▸ **Set task**
Copy the lines from the one containing "table-cell: 60 — [1740, 142, 2117, 294]" through the one containing "table-row: Số kiện", changing "row-header-time" to "row-header-duration" and keeping everything else the same.

▸ **Data provided**
┌──

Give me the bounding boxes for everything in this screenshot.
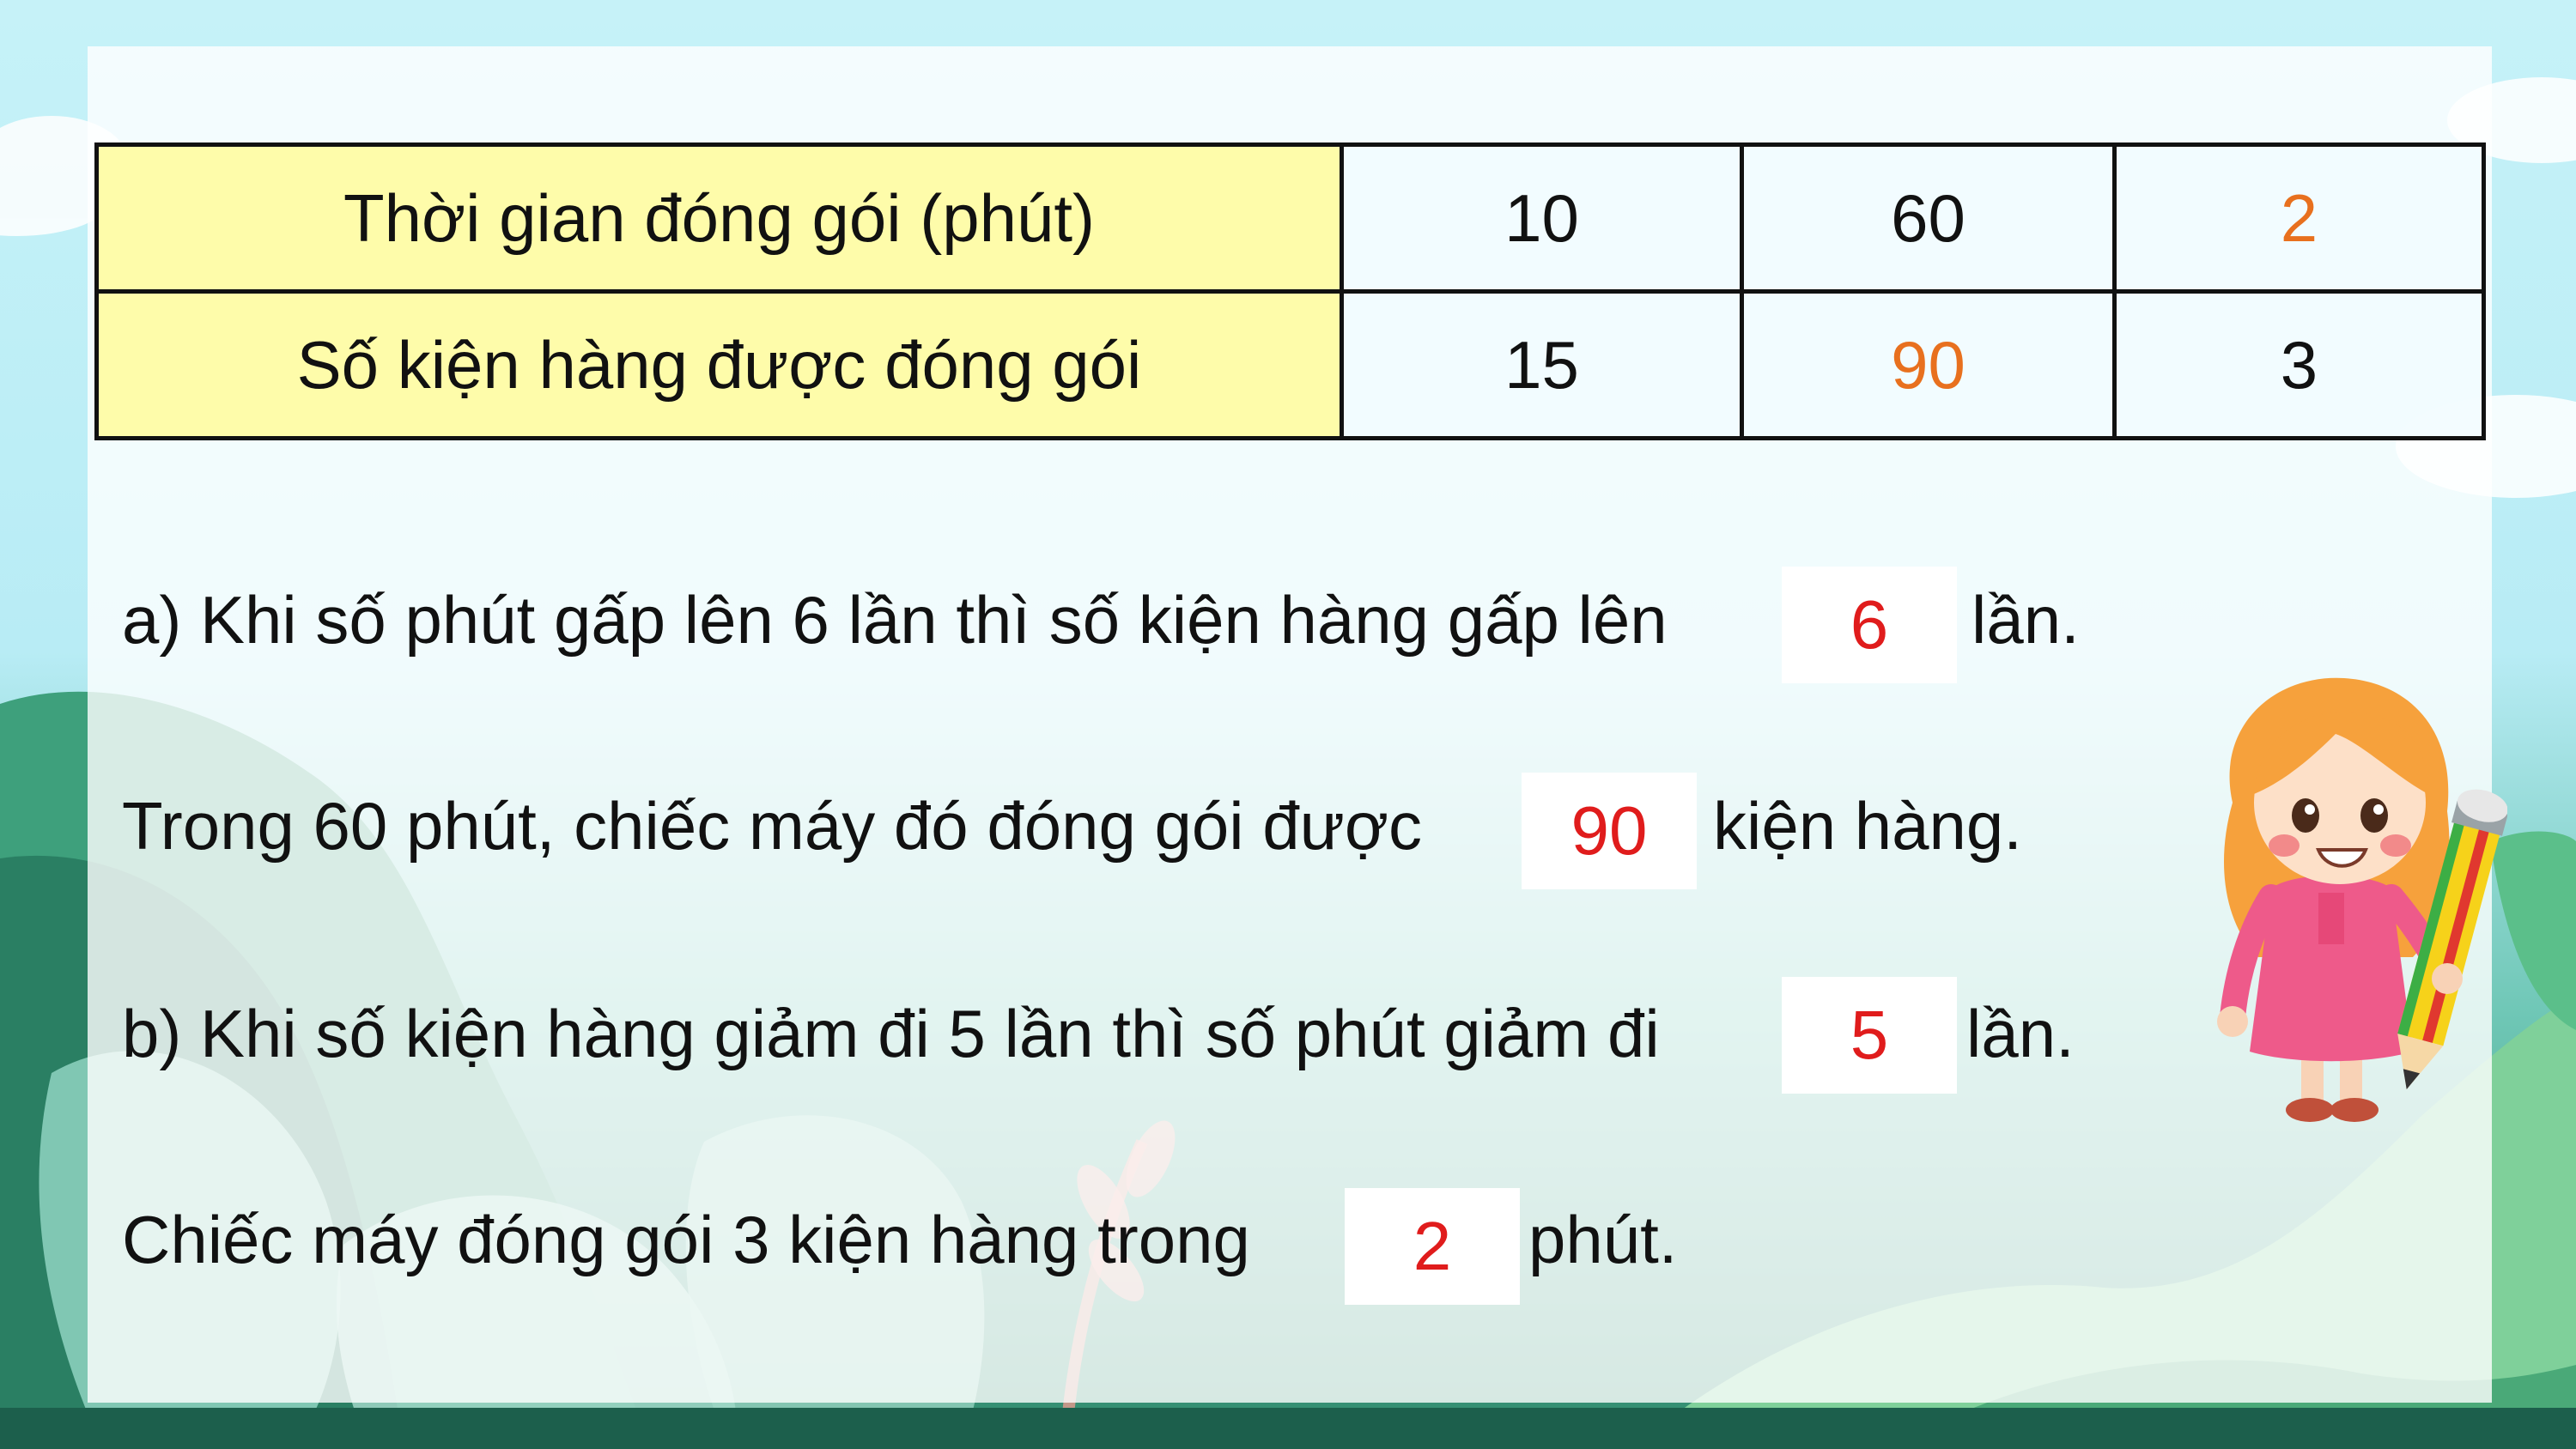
table-cell: 60 — [1740, 142, 2117, 294]
table-row: Thời gian đóng gói (phút) 10 60 2 — [94, 142, 2486, 294]
question-a-part2-before: Trong 60 phút, chiếc máy đó đóng gói đượ… — [122, 788, 1423, 864]
table-cell: 15 — [1340, 289, 1744, 440]
table-cell-highlight: 90 — [1740, 289, 2117, 440]
row-header-packages: Số kiện hàng được đóng gói — [94, 289, 1344, 440]
row-header-time: Thời gian đóng gói (phút) — [94, 142, 1344, 294]
table-cell-highlight: 2 — [2112, 142, 2486, 294]
answer-box-b2[interactable]: 2 — [1345, 1188, 1520, 1305]
table-cell: 10 — [1340, 142, 1744, 294]
table-row: Số kiện hàng được đóng gói 15 90 3 — [94, 289, 2486, 440]
question-a-part1-before: a) Khi số phút gấp lên 6 lần thì số kiện… — [122, 582, 1668, 658]
question-b-part2-after: phút. — [1528, 1202, 1678, 1277]
question-b-part1-after: lần. — [1966, 996, 2075, 1071]
answer-box-a1[interactable]: 6 — [1782, 567, 1957, 683]
answer-box-b1[interactable]: 5 — [1782, 977, 1957, 1094]
question-a-part2-after: kiện hàng. — [1713, 788, 2022, 864]
girl-with-pencil-icon — [2217, 677, 2507, 1122]
data-table: Thời gian đóng gói (phút) 10 60 2 Số kiệ… — [94, 142, 2486, 440]
answer-box-a2[interactable]: 90 — [1522, 773, 1697, 889]
table-cell: 3 — [2112, 289, 2486, 440]
question-a-part1-after: lần. — [1971, 582, 2080, 658]
question-b-part2-before: Chiếc máy đóng gói 3 kiện hàng trong — [122, 1202, 1250, 1277]
question-b-part1-before: b) Khi số kiện hàng giảm đi 5 lần thì số… — [122, 996, 1660, 1071]
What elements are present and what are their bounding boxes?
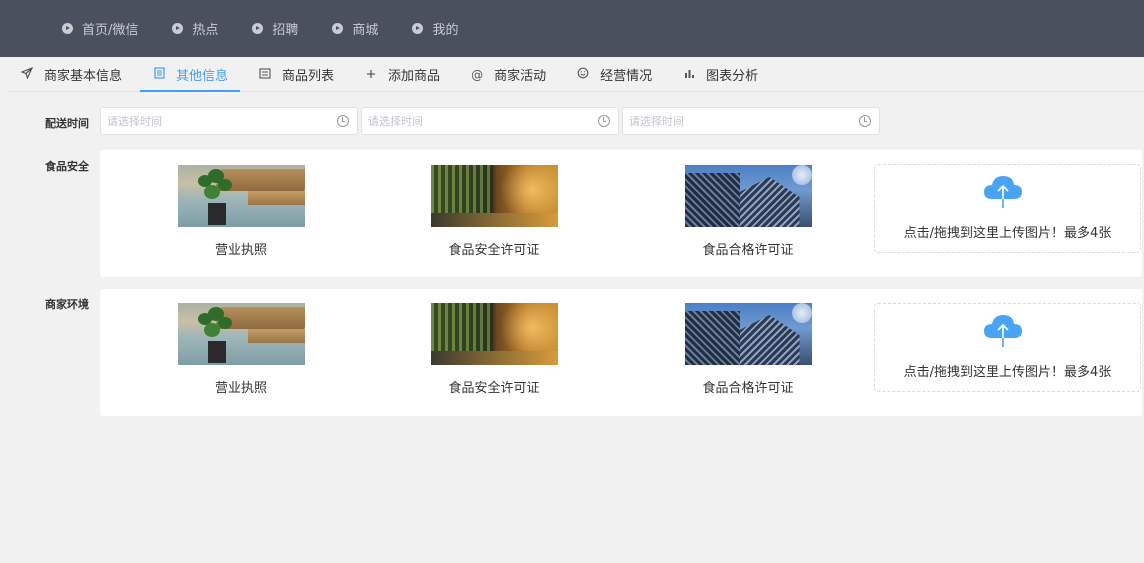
smile-icon xyxy=(576,67,590,82)
image-caption: 食品合格许可证 xyxy=(702,243,794,258)
image-caption: 营业执照 xyxy=(214,243,267,258)
time-picker-2[interactable] xyxy=(361,107,619,135)
list-icon xyxy=(258,67,272,82)
business-license-image xyxy=(177,165,305,227)
upload-hint-text: 点击/拖拽到这里上传图片！最多4张 xyxy=(903,365,1112,380)
merchant-environment-panel: 营业执照 食品安全许可证 食品合格许可证 点击/拖拽到这里上传图片！最多4张 xyxy=(100,289,1142,416)
nav-item-home[interactable]: 首页/微信 xyxy=(62,19,138,38)
tab-business-status[interactable]: 经营情况 xyxy=(564,58,664,91)
image-upload-dropzone[interactable]: 点击/拖拽到这里上传图片！最多4张 xyxy=(874,303,1141,392)
tab-label: 商品列表 xyxy=(282,69,335,84)
time-input-3[interactable] xyxy=(629,114,849,128)
image-card[interactable]: 食品安全许可证 xyxy=(414,303,574,396)
cloud-upload-icon xyxy=(984,176,1022,208)
delivery-time-label: 配送时间 xyxy=(45,117,89,130)
top-navbar: 首页/微信 热点 招聘 商城 我的 xyxy=(0,0,1144,57)
food-qualification-permit-image xyxy=(684,165,812,227)
tab-other-info[interactable]: 其他信息 xyxy=(140,58,241,92)
time-input-1[interactable] xyxy=(107,114,327,128)
document-icon xyxy=(152,67,166,82)
image-card[interactable]: 营业执照 xyxy=(161,165,321,258)
tab-merchant-basic-info[interactable]: 商家基本信息 xyxy=(8,58,134,91)
time-picker-1[interactable] xyxy=(100,107,358,135)
nav-item-label: 我的 xyxy=(432,23,459,38)
time-input-2[interactable] xyxy=(368,114,588,128)
nav-item-label: 商城 xyxy=(352,23,379,38)
nav-item-mine[interactable]: 我的 xyxy=(412,19,458,38)
play-circle-icon xyxy=(252,23,264,34)
image-card[interactable]: 食品安全许可证 xyxy=(414,165,574,258)
tab-product-list[interactable]: 商品列表 xyxy=(246,58,346,91)
nav-item-label: 热点 xyxy=(192,23,219,38)
play-circle-icon xyxy=(412,23,424,34)
nav-item-mall[interactable]: 商城 xyxy=(332,19,378,38)
nav-item-label: 招聘 xyxy=(272,23,299,38)
food-safety-label: 食品安全 xyxy=(45,160,89,173)
image-upload-dropzone[interactable]: 点击/拖拽到这里上传图片！最多4张 xyxy=(874,164,1141,253)
tab-merchant-activity[interactable]: @ 商家活动 xyxy=(458,58,558,91)
nav-item-jobs[interactable]: 招聘 xyxy=(252,19,298,38)
plus-icon xyxy=(364,68,378,82)
time-picker-3[interactable] xyxy=(622,107,880,135)
clock-icon xyxy=(598,115,610,127)
tab-label: 添加商品 xyxy=(388,69,441,84)
tab-chart-analysis[interactable]: 图表分析 xyxy=(670,58,770,91)
tab-label: 商家基本信息 xyxy=(44,69,123,84)
clock-icon xyxy=(337,115,349,127)
image-caption: 食品合格许可证 xyxy=(702,381,794,396)
nav-item-label: 首页/微信 xyxy=(82,23,139,38)
tab-label: 图表分析 xyxy=(706,69,759,84)
tab-bar: 商家基本信息 其他信息 商品列表 添加商品 @ 商家活动 经营情况 图表分析 xyxy=(8,58,1144,92)
merchant-environment-label: 商家环境 xyxy=(45,298,89,311)
bar-chart-icon xyxy=(682,68,696,82)
cloud-upload-icon xyxy=(984,315,1022,347)
play-circle-icon xyxy=(332,23,344,34)
send-icon xyxy=(20,66,34,82)
image-caption: 食品安全许可证 xyxy=(448,243,540,258)
image-card[interactable]: 食品合格许可证 xyxy=(668,303,828,396)
tab-label: 商家活动 xyxy=(494,69,547,84)
tab-label: 经营情况 xyxy=(600,69,653,84)
tab-label: 其他信息 xyxy=(176,69,229,84)
at-icon: @ xyxy=(471,67,484,82)
business-license-image xyxy=(177,303,305,365)
upload-hint-text: 点击/拖拽到这里上传图片！最多4张 xyxy=(903,226,1112,241)
food-safety-permit-image xyxy=(430,165,558,227)
tab-add-product[interactable]: 添加商品 xyxy=(352,58,452,91)
food-safety-panel: 营业执照 食品安全许可证 食品合格许可证 点击/拖拽到这里上传图片！最多4张 xyxy=(100,150,1142,277)
image-caption: 营业执照 xyxy=(214,381,267,396)
image-card[interactable]: 营业执照 xyxy=(161,303,321,396)
image-card[interactable]: 食品合格许可证 xyxy=(668,165,828,258)
play-circle-icon xyxy=(172,23,184,34)
food-qualification-permit-image xyxy=(684,303,812,365)
nav-item-hot[interactable]: 热点 xyxy=(172,19,218,38)
play-circle-icon xyxy=(62,23,73,34)
image-caption: 食品安全许可证 xyxy=(448,381,540,396)
clock-icon xyxy=(859,115,871,127)
food-safety-permit-image xyxy=(430,303,558,365)
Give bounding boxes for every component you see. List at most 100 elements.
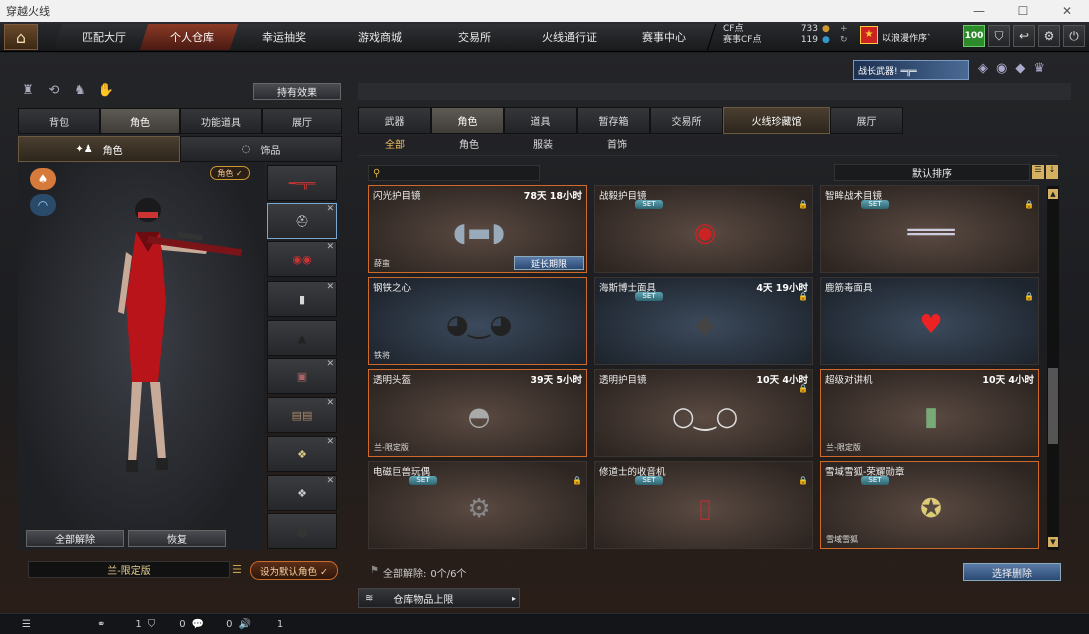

└──

▸ **Output of the exercise**
table-cell: 60 — [1740, 142, 2117, 294]
table-row: Thời gian đóng gói (phút) 10 60 2 — [94, 142, 2486, 294]
question-a-part2-before: Trong 60 phút, chiếc máy đó đóng gói đượ… — [122, 788, 1423, 864]
table-cell: 15 — [1340, 289, 1744, 440]
table-cell-highlight: 90 — [1740, 289, 2117, 440]
row-header-packages: Số kiện hàng được đóng gói — [94, 289, 1344, 440]
row-header-duration: Thời gian đóng gói (phút) — [94, 142, 1344, 294]
table-cell-highlight: 2 — [2112, 142, 2486, 294]
answer-box-b2[interactable]: 2 — [1345, 1188, 1520, 1305]
table-cell: 10 — [1340, 142, 1744, 294]
table-row: Số kiện hàng được đóng gói 15 90 3 — [94, 289, 2486, 440]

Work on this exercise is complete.